**What to produce:**
Output every line of the data below word for word, but leave out the pictures.

>> begin

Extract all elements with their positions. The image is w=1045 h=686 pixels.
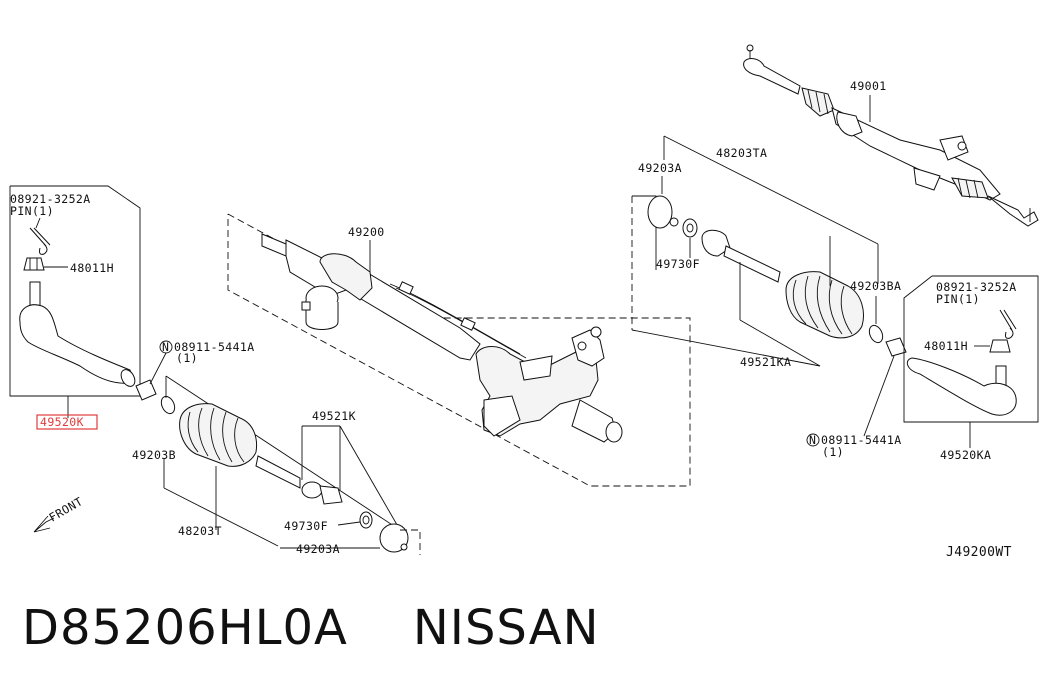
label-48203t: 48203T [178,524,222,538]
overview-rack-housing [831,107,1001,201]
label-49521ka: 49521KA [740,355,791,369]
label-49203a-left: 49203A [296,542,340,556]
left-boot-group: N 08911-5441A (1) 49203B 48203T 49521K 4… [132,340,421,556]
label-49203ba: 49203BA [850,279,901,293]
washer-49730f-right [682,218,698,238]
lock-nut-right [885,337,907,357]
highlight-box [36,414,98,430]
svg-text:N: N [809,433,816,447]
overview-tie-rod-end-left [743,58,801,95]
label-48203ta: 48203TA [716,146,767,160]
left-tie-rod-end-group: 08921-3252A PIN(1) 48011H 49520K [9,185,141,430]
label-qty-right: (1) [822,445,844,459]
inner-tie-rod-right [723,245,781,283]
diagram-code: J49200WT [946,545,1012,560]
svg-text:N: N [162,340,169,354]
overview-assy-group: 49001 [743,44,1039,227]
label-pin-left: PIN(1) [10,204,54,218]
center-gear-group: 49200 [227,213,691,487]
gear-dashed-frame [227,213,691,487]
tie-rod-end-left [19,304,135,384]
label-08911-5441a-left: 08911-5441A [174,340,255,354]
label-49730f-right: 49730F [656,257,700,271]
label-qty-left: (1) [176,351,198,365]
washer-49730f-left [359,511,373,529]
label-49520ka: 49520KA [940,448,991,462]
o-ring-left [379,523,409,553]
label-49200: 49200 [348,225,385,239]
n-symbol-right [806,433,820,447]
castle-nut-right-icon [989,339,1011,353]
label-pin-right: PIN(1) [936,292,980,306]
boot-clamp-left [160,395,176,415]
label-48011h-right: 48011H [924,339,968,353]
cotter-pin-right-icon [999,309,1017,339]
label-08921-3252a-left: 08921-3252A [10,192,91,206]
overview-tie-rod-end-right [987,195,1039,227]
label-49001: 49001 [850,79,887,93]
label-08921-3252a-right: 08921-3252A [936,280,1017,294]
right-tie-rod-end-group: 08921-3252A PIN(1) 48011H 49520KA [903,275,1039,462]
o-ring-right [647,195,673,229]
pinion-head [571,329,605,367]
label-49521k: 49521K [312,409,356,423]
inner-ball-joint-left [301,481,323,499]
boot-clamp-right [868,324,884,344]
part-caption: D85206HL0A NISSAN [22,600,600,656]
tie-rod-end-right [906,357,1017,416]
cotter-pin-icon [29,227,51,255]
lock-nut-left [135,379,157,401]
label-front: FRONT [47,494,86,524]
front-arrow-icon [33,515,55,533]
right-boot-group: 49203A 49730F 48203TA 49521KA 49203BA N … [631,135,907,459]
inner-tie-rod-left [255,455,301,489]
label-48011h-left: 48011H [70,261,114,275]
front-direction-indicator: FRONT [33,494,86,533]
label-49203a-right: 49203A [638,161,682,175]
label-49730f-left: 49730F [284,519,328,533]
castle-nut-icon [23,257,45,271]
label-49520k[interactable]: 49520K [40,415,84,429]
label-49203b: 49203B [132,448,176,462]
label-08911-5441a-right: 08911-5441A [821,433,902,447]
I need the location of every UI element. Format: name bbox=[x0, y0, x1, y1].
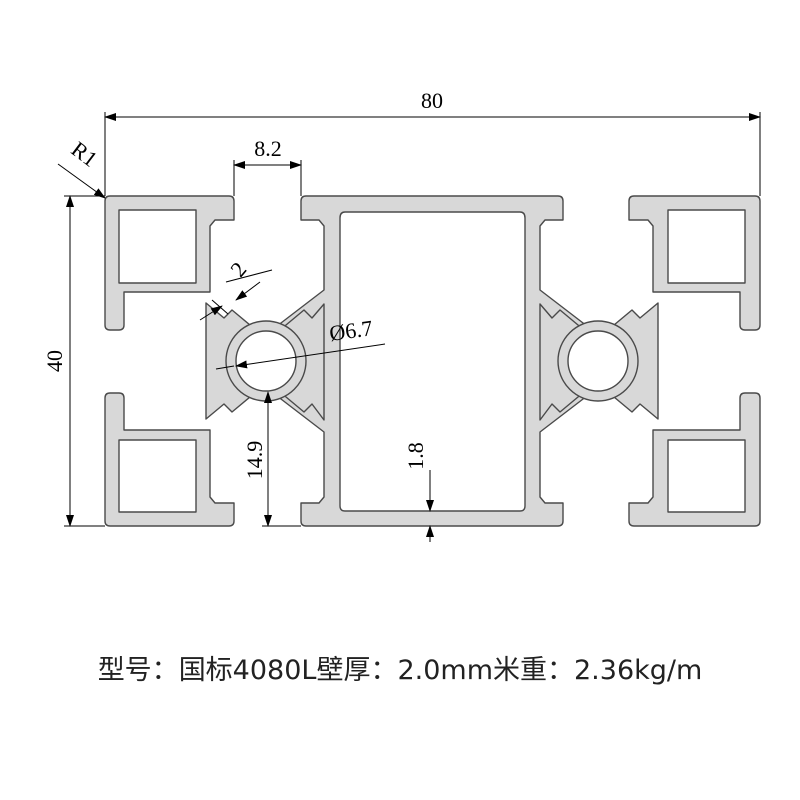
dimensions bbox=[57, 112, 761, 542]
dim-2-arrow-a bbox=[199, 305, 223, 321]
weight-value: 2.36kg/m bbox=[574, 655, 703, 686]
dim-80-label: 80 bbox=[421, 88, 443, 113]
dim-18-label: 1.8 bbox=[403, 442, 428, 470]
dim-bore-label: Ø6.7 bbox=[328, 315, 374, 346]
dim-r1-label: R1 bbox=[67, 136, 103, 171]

>> end

**Problem solution:**
Extract all elements with their positions. The image is w=1045 h=686 pixels.
label-48203t: 48203T [178,524,222,538]
overview-rack-housing [831,107,1001,201]
label-49521ka: 49521KA [740,355,791,369]
label-49203a-left: 49203A [296,542,340,556]
left-boot-group: N 08911-5441A (1) 49203B 48203T 49521K 4… [132,340,421,556]
label-49203ba: 49203BA [850,279,901,293]
washer-49730f-right [682,218,698,238]
lock-nut-right [885,337,907,357]
highlight-box [36,414,98,430]
svg-text:N: N [809,433,816,447]
overview-tie-rod-end-left [743,58,801,95]
label-48203ta: 48203TA [716,146,767,160]
left-tie-rod-end-group: 08921-3252A PIN(1) 48011H 49520K [9,185,141,430]
label-qty-right: (1) [822,445,844,459]
inner-tie-rod-right [723,245,781,283]
diagram-code: J49200WT [946,545,1012,560]
svg-text:N: N [162,340,169,354]
overview-assy-group: 49001 [743,44,1039,227]
label-pin-left: PIN(1) [10,204,54,218]
center-gear-group: 49200 [227,213,691,487]
gear-dashed-frame [227,213,691,487]
tie-rod-end-left [19,304,135,384]
label-08911-5441a-left: 08911-5441A [174,340,255,354]
label-49730f-right: 49730F [656,257,700,271]
label-qty-left: (1) [176,351,198,365]
washer-49730f-left [359,511,373,529]
label-49520ka: 49520KA [940,448,991,462]
o-ring-left [379,523,409,553]
label-49200: 49200 [348,225,385,239]
n-symbol-right [806,433,820,447]
castle-nut-right-icon [989,339,1011,353]
label-pin-right: PIN(1) [936,292,980,306]
boot-clamp-left [160,395,176,415]
label-48011h-right: 48011H [924,339,968,353]
cotter-pin-right-icon [999,309,1017,339]
label-08921-3252a-left: 08921-3252A [10,192,91,206]
overview-tie-rod-end-right [987,195,1039,227]
label-49001: 49001 [850,79,887,93]
label-08921-3252a-right: 08921-3252A [936,280,1017,294]
right-tie-rod-end-group: 08921-3252A PIN(1) 48011H 49520KA [903,275,1039,462]
o-ring-right [647,195,673,229]
pinion-head [571,329,605,367]
label-49521k: 49521K [312,409,356,423]
inner-ball-joint-left [301,481,323,499]
boot-clamp-right [868,324,884,344]
part-caption: D85206HL0A NISSAN [22,600,600,656]
tie-rod-end-right [906,357,1017,416]
cotter-pin-icon [29,227,51,255]
lock-nut-left [135,379,157,401]
label-front: FRONT [47,494,86,524]
front-arrow-icon [33,515,55,533]
right-boot-group: 49203A 49730F 48203TA 49521KA 49203BA N … [631,135,907,459]
inner-tie-rod-left [255,455,301,489]
label-48011h-left: 48011H [70,261,114,275]
front-direction-indicator: FRONT [33,494,86,533]
label-49203a-right: 49203A [638,161,682,175]
label-49730f-left: 49730F [284,519,328,533]
castle-nut-icon [23,257,45,271]
label-49520k[interactable]: 49520K [40,415,84,429]
label-49203b: 49203B [132,448,176,462]
label-08911-5441a-right: 08911-5441A [821,433,902,447]
I need the location of every UI element. Format: name bbox=[x0, y0, x1, y1].
dimensions bbox=[57, 112, 761, 542]
dim-2-arrow-a bbox=[199, 305, 223, 321]
weight-value: 2.36kg/m bbox=[574, 655, 703, 686]
dim-80-label: 80 bbox=[421, 88, 443, 113]
dim-18-label: 1.8 bbox=[403, 442, 428, 470]
dim-bore-label: Ø6.7 bbox=[328, 315, 374, 346]
dim-r1-label: R1 bbox=[67, 136, 103, 171]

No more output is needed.